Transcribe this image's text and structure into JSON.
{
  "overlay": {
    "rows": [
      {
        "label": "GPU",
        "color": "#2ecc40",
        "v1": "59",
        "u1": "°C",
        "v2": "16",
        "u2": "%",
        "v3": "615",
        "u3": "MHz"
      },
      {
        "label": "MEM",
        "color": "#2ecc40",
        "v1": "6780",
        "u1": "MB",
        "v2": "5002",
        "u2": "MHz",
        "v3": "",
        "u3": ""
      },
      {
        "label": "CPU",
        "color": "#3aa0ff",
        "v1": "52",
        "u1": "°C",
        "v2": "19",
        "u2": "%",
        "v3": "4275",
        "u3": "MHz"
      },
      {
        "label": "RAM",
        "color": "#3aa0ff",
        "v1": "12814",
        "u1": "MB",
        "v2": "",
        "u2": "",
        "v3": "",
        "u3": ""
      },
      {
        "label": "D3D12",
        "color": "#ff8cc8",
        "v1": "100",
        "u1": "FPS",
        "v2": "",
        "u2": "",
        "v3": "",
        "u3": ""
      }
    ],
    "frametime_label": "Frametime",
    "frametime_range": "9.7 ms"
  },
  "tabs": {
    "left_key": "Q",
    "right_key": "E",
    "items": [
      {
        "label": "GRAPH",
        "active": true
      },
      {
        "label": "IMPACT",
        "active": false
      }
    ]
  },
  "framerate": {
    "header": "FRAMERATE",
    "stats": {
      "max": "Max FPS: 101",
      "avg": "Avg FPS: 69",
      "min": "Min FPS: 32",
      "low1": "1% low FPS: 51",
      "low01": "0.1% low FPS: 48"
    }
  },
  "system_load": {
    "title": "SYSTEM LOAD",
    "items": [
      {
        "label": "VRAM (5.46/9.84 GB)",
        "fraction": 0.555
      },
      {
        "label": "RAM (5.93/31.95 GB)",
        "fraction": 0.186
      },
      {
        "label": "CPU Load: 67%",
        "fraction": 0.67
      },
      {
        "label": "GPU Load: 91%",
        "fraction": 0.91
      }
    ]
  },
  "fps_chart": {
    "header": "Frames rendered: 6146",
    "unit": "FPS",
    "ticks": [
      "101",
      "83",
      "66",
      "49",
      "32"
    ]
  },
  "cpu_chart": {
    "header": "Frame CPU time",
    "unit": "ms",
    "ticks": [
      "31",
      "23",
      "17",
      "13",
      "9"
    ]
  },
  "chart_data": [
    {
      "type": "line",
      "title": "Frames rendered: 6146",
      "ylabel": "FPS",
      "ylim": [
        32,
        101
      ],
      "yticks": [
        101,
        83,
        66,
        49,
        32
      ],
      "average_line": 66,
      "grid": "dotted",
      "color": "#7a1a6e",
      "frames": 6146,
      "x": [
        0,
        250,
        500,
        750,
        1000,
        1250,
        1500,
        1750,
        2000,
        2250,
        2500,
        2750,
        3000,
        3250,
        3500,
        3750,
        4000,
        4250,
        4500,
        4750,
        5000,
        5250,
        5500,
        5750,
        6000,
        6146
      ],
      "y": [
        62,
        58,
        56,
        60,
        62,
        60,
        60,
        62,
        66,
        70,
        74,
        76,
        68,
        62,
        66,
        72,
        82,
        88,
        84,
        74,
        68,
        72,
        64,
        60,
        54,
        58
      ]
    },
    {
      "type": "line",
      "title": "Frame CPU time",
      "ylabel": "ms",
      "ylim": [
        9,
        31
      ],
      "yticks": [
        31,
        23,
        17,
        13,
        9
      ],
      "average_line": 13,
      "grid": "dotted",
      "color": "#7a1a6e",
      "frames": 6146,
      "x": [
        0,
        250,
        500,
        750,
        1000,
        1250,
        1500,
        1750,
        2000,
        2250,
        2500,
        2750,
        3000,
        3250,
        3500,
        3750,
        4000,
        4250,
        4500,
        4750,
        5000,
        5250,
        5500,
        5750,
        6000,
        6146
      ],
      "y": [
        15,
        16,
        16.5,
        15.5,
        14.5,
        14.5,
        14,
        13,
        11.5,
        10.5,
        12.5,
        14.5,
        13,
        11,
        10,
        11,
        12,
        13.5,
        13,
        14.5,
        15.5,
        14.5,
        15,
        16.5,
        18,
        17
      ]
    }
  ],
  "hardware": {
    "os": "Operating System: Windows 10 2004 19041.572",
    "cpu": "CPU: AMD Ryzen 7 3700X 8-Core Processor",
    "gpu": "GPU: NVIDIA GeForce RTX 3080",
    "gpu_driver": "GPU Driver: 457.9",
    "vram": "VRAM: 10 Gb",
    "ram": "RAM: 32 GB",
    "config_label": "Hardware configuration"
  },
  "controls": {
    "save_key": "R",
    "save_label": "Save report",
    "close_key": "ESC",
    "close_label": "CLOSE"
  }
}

To be done:
Restate each entry exactly, skipping none.

Solution:
Transcribe this image's text and structure into JSON.
{
  "overlay": {
    "rows": [
      {
        "label": "GPU",
        "color": "#2ecc40",
        "v1": "59",
        "u1": "°C",
        "v2": "16",
        "u2": "%",
        "v3": "615",
        "u3": "MHz"
      },
      {
        "label": "MEM",
        "color": "#2ecc40",
        "v1": "6780",
        "u1": "MB",
        "v2": "5002",
        "u2": "MHz",
        "v3": "",
        "u3": ""
      },
      {
        "label": "CPU",
        "color": "#3aa0ff",
        "v1": "52",
        "u1": "°C",
        "v2": "19",
        "u2": "%",
        "v3": "4275",
        "u3": "MHz"
      },
      {
        "label": "RAM",
        "color": "#3aa0ff",
        "v1": "12814",
        "u1": "MB",
        "v2": "",
        "u2": "",
        "v3": "",
        "u3": ""
      },
      {
        "label": "D3D12",
        "color": "#ff8cc8",
        "v1": "100",
        "u1": "FPS",
        "v2": "",
        "u2": "",
        "v3": "",
        "u3": ""
      }
    ],
    "frametime_label": "Frametime",
    "frametime_range": "9.7 ms"
  },
  "tabs": {
    "left_key": "Q",
    "right_key": "E",
    "items": [
      {
        "label": "GRAPH",
        "active": true
      },
      {
        "label": "IMPACT",
        "active": false
      }
    ]
  },
  "framerate": {
    "header": "FRAMERATE",
    "stats": {
      "max": "Max FPS: 101",
      "avg": "Avg FPS: 69",
      "min": "Min FPS: 32",
      "low1": "1% low FPS: 51",
      "low01": "0.1% low FPS: 48"
    }
  },
  "system_load": {
    "title": "SYSTEM LOAD",
    "items": [
      {
        "label": "VRAM (5.46/9.84 GB)",
        "fraction": 0.555
      },
      {
        "label": "RAM (5.93/31.95 GB)",
        "fraction": 0.186
      },
      {
        "label": "CPU Load: 67%",
        "fraction": 0.67
      },
      {
        "label": "GPU Load: 91%",
        "fraction": 0.91
      }
    ]
  },
  "fps_chart": {
    "header": "Frames rendered: 6146",
    "unit": "FPS",
    "ticks": [
      "101",
      "83",
      "66",
      "49",
      "32"
    ]
  },
  "cpu_chart": {
    "header": "Frame CPU time",
    "unit": "ms",
    "ticks": [
      "31",
      "23",
      "17",
      "13",
      "9"
    ]
  },
  "chart_data": [
    {
      "type": "line",
      "title": "Frames rendered: 6146",
      "ylabel": "FPS",
      "ylim": [
        32,
        101
      ],
      "yticks": [
        101,
        83,
        66,
        49,
        32
      ],
      "average_line": 66,
      "grid": "dotted",
      "color": "#7a1a6e",
      "frames": 6146,
      "x": [
        0,
        250,
        500,
        750,
        1000,
        1250,
        1500,
        1750,
        2000,
        2250,
        2500,
        2750,
        3000,
        3250,
        3500,
        3750,
        4000,
        4250,
        4500,
        4750,
        5000,
        5250,
        5500,
        5750,
        6000,
        6146
      ],
      "y": [
        62,
        58,
        56,
        60,
        62,
        60,
        60,
        62,
        66,
        70,
        74,
        76,
        68,
        62,
        66,
        72,
        82,
        88,
        84,
        74,
        68,
        72,
        64,
        60,
        54,
        58
      ]
    },
    {
      "type": "line",
      "title": "Frame CPU time",
      "ylabel": "ms",
      "ylim": [
        9,
        31
      ],
      "yticks": [
        31,
        23,
        17,
        13,
        9
      ],
      "average_line": 13,
      "grid": "dotted",
      "color": "#7a1a6e",
      "frames": 6146,
      "x": [
        0,
        250,
        500,
        750,
        1000,
        1250,
        1500,
        1750,
        2000,
        2250,
        2500,
        2750,
        3000,
        3250,
        3500,
        3750,
        4000,
        4250,
        4500,
        4750,
        5000,
        5250,
        5500,
        5750,
        6000,
        6146
      ],
      "y": [
        15,
        16,
        16.5,
        15.5,
        14.5,
        14.5,
        14,
        13,
        11.5,
        10.5,
        12.5,
        14.5,
        13,
        11,
        10,
        11,
        12,
        13.5,
        13,
        14.5,
        15.5,
        14.5,
        15,
        16.5,
        18,
        17
      ]
    }
  ],
  "hardware": {
    "os": "Operating System: Windows 10 2004 19041.572",
    "cpu": "CPU: AMD Ryzen 7 3700X 8-Core Processor",
    "gpu": "GPU: NVIDIA GeForce RTX 3080",
    "gpu_driver": "GPU Driver: 457.9",
    "vram": "VRAM: 10 Gb",
    "ram": "RAM: 32 GB",
    "config_label": "Hardware configuration"
  },
  "controls": {
    "save_key": "R",
    "save_label": "Save report",
    "close_key": "ESC",
    "close_label": "CLOSE"
  }
}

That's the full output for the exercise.